INSTRUCTIONS FOR THE TASK: Report the number of lines in these entries that contain "this". Write only the number.

*****

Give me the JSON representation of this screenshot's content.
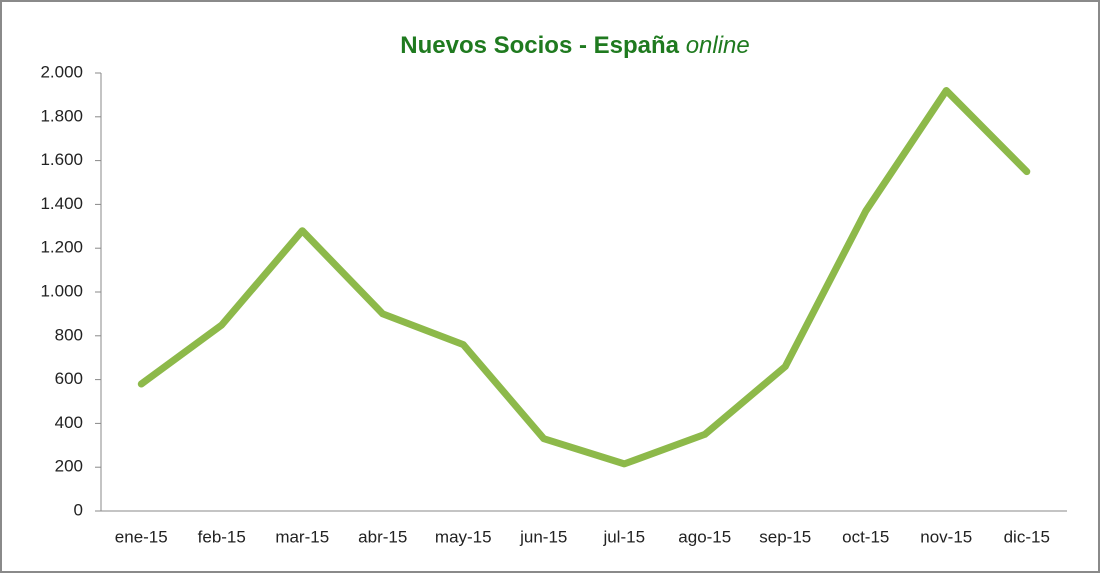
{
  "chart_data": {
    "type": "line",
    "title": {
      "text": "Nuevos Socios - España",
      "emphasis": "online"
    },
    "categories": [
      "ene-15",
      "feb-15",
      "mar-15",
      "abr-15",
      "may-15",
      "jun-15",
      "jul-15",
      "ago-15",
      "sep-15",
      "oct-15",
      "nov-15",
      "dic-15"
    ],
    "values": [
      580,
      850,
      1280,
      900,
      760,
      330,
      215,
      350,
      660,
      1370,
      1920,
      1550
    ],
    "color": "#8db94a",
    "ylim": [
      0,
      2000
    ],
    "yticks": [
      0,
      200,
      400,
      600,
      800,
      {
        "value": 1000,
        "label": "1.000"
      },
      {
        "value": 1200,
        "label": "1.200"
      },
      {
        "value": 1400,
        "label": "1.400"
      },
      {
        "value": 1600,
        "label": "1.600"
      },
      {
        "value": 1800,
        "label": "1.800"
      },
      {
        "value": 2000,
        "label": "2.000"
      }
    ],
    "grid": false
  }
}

*****

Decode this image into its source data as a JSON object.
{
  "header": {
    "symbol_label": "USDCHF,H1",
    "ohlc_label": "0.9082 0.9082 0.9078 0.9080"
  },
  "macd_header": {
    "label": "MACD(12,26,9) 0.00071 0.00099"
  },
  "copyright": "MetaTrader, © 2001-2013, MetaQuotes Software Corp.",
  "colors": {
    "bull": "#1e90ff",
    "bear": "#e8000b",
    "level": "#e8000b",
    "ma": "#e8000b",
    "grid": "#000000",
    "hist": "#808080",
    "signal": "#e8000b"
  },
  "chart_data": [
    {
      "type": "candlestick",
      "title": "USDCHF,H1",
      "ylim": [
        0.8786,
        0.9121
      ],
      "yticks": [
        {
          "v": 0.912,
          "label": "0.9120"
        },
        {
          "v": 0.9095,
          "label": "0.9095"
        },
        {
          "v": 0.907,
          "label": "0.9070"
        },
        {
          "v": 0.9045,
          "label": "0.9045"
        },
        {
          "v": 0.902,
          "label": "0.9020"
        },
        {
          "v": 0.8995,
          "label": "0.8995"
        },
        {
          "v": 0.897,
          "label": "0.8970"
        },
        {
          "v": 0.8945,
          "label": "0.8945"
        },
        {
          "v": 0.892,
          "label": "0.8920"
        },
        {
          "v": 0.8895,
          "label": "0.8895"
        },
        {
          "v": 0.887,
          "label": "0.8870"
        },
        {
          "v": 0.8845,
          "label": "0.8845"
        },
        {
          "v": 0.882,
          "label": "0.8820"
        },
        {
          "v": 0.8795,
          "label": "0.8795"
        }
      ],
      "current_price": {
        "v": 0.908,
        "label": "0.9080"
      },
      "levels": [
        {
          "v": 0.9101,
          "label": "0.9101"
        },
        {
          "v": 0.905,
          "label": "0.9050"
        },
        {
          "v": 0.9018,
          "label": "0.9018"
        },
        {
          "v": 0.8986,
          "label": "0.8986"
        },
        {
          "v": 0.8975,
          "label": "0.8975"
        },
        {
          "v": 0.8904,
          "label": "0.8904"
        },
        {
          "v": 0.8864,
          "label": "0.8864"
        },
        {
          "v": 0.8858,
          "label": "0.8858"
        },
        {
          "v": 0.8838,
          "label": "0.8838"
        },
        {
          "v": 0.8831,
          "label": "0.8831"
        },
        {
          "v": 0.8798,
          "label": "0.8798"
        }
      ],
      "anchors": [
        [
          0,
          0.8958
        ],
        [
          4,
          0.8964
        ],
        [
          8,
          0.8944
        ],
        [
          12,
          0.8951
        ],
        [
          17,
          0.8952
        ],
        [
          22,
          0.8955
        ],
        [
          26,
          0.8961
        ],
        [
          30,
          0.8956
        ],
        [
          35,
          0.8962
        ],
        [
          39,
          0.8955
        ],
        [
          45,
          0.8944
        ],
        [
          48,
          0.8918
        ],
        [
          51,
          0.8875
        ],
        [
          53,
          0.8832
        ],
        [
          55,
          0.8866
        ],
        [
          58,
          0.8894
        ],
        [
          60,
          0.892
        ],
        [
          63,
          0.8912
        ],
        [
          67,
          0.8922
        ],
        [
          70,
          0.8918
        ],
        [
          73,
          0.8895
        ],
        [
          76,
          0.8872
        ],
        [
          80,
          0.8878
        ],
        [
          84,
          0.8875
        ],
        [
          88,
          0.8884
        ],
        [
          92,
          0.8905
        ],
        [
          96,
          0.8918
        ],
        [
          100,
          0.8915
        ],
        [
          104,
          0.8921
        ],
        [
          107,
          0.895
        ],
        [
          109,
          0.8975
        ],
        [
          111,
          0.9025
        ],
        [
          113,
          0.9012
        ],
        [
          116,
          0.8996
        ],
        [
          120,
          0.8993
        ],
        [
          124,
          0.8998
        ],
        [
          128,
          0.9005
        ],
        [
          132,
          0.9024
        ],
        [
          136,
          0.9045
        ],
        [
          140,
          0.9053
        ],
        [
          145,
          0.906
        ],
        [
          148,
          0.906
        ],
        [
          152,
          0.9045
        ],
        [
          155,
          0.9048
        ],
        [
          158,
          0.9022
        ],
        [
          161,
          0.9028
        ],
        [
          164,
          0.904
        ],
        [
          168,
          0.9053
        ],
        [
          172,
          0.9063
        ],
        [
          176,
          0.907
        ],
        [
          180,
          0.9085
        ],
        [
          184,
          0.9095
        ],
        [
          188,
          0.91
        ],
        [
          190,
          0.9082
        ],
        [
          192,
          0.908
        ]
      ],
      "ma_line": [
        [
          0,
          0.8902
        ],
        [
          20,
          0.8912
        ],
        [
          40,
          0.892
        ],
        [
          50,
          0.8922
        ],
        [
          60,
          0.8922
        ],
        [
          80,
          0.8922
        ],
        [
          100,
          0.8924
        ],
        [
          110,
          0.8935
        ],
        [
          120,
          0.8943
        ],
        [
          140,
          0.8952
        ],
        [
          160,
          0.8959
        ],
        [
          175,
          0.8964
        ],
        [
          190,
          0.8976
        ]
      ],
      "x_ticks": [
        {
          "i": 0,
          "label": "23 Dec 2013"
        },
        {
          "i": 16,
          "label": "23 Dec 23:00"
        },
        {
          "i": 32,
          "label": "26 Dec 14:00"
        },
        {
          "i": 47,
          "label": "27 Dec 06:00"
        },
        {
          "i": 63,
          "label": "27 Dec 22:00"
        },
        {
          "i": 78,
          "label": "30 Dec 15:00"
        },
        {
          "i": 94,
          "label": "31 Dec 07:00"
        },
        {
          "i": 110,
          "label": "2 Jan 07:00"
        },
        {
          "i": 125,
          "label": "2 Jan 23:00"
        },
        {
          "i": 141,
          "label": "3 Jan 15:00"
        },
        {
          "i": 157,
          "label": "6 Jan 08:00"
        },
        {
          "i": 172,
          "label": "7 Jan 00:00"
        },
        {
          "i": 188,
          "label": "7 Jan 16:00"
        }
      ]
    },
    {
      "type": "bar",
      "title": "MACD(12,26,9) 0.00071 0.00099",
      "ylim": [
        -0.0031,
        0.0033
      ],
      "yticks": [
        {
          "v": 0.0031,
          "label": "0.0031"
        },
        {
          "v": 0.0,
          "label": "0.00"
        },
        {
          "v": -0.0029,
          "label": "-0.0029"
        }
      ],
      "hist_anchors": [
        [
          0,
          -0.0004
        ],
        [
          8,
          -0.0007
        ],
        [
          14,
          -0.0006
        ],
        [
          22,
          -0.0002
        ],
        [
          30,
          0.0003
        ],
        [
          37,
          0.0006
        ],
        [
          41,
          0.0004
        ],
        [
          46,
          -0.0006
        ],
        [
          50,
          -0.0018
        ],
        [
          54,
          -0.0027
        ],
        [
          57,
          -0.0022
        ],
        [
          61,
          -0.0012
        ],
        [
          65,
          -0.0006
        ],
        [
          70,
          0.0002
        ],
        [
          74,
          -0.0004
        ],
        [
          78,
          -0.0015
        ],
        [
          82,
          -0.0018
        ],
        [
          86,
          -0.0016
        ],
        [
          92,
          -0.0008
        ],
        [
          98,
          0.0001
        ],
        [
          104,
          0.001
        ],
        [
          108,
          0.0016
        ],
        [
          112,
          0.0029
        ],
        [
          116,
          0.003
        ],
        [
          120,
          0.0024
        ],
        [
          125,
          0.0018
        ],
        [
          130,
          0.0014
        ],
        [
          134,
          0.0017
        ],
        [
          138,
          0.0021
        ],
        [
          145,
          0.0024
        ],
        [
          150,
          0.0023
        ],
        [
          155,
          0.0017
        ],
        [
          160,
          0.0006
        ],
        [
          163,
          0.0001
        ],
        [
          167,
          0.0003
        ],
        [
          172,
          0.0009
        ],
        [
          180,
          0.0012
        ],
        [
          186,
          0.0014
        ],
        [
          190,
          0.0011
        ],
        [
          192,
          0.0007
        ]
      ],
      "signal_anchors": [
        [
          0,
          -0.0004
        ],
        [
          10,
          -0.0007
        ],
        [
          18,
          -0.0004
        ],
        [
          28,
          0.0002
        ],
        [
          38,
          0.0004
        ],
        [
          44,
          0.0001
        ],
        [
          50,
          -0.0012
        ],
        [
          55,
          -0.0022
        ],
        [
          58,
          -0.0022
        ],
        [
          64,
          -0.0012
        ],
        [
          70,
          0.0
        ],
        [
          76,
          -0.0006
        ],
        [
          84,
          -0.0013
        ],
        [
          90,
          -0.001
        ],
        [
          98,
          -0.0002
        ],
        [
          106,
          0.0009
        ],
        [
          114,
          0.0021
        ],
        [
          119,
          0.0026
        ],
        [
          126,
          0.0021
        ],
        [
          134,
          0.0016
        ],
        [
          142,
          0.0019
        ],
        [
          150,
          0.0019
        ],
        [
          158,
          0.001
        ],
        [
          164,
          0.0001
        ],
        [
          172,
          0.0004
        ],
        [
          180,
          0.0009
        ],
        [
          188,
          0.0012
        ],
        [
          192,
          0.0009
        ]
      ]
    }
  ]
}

*****

RESPONSE: 2